### Actions to take
1: Retype the part of the excerpt that opens with the words containing "As stated above" and closes with "and stimulating ways.".
2: Answer these questions using the excerpt on online science sites:
(a) In what ways does the excerpt say blogs often provide content?
(b) Whose brain child is The Penny University?
(c) In what two forms will researchers be interviewed on the site?

Page excerpt below:

As stated above this is an exciting time in online science and anthropology, and I wanted to share a few sites with you that contain informative and well researched posts.  They also highlight the diverse and changing nature of online content, as blogs often provide content in imaginative and stimulating ways.


Time for a chat (via The Penny University).

The Penny University‘ is one such new website.  The brain child of Alison Atkin, a current PhD student in forensic and archaeological science at the University of Sheffield, the site is based on the idea of old ‘penny universities’, or coffee houses, in England in the 18th century, where individuals of any standing could come and discuss the latest discoveries in science and debate the findings; in essence an alternative form of academic learning.  On Alison’s site a wide range of researchers will be interviewed (both written and spoken) on their PhD projects, current jobs  or future projects, and will include a wide range of disciplines, from biology to literature.  In particular the site interviews people who are asking the questions ‘that we ask everyday (and sometimes questions we never thought to ask)’.

End of Page excerpt.
Data shown below:

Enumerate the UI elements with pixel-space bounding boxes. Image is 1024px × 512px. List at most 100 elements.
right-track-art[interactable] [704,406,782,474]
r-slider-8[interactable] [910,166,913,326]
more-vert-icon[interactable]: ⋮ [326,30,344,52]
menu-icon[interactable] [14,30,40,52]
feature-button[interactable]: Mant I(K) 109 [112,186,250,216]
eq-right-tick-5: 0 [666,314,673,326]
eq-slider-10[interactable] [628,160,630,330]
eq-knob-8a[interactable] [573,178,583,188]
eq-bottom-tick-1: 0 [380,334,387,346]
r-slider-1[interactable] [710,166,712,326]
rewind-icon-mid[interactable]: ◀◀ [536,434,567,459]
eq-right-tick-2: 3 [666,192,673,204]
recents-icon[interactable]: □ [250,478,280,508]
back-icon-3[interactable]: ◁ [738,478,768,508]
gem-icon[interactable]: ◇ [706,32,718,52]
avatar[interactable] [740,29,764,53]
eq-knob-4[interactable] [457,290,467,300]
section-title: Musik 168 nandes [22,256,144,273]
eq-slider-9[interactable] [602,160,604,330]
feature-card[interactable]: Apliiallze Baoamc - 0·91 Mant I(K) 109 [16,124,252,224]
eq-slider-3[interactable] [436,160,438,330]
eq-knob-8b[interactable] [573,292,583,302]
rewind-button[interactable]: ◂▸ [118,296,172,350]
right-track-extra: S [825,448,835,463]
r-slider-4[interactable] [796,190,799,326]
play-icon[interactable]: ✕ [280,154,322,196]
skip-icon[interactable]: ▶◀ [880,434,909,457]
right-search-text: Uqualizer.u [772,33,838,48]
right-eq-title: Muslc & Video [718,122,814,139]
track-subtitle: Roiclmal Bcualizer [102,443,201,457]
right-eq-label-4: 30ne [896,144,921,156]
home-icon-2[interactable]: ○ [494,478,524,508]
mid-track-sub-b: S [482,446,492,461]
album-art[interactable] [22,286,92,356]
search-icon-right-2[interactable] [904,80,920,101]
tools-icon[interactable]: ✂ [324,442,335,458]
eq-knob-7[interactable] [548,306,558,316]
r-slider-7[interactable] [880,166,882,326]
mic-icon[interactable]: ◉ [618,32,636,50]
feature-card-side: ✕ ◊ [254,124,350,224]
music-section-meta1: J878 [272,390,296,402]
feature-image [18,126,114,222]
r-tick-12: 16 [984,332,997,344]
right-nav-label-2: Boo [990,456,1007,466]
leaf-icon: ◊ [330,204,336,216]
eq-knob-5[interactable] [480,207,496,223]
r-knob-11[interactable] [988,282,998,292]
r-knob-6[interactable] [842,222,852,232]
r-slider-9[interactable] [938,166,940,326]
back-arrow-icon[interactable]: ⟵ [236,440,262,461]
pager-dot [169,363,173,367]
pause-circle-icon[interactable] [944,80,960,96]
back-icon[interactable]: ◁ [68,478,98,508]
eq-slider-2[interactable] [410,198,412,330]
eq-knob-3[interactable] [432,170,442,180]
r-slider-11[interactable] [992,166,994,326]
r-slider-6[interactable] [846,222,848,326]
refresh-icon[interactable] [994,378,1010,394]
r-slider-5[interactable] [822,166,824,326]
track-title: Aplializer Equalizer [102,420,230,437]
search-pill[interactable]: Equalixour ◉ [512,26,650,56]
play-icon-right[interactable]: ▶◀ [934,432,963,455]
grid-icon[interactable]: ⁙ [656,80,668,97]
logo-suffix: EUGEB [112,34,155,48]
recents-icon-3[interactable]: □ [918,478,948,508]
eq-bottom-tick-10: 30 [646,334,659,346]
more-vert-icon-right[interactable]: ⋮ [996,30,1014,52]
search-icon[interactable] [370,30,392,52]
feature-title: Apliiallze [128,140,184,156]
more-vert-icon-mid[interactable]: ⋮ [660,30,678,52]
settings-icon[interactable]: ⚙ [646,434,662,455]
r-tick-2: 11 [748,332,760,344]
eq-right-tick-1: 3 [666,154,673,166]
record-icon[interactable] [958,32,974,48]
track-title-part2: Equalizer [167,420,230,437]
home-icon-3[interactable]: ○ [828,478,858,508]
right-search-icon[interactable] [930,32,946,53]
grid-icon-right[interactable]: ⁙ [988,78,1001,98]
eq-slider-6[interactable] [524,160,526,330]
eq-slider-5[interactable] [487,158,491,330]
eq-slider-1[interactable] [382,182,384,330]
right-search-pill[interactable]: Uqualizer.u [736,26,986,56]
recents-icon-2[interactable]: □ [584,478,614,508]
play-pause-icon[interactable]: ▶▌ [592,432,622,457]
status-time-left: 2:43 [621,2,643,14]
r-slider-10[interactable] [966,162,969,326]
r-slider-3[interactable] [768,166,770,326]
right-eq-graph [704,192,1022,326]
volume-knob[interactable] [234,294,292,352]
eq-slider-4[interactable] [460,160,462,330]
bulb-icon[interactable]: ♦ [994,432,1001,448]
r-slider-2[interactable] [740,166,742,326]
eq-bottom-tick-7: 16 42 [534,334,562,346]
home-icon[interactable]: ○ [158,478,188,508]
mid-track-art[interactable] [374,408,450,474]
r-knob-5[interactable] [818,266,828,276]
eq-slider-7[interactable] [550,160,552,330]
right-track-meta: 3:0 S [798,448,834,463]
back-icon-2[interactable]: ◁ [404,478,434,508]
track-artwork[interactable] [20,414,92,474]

End of Data shown.

### Completed exercise
1:
As stated above this is an exciting time in online science and anthropology, and I wanted to share a few sites with you that contain informative and well researched posts.  They also highlight the diverse and changing nature of online content, as blogs often provide content in imaginative and stimulating ways.

2:
(a) In imaginative and stimulating ways.
(b) Alison Atkin's.
(c) Written and spoken.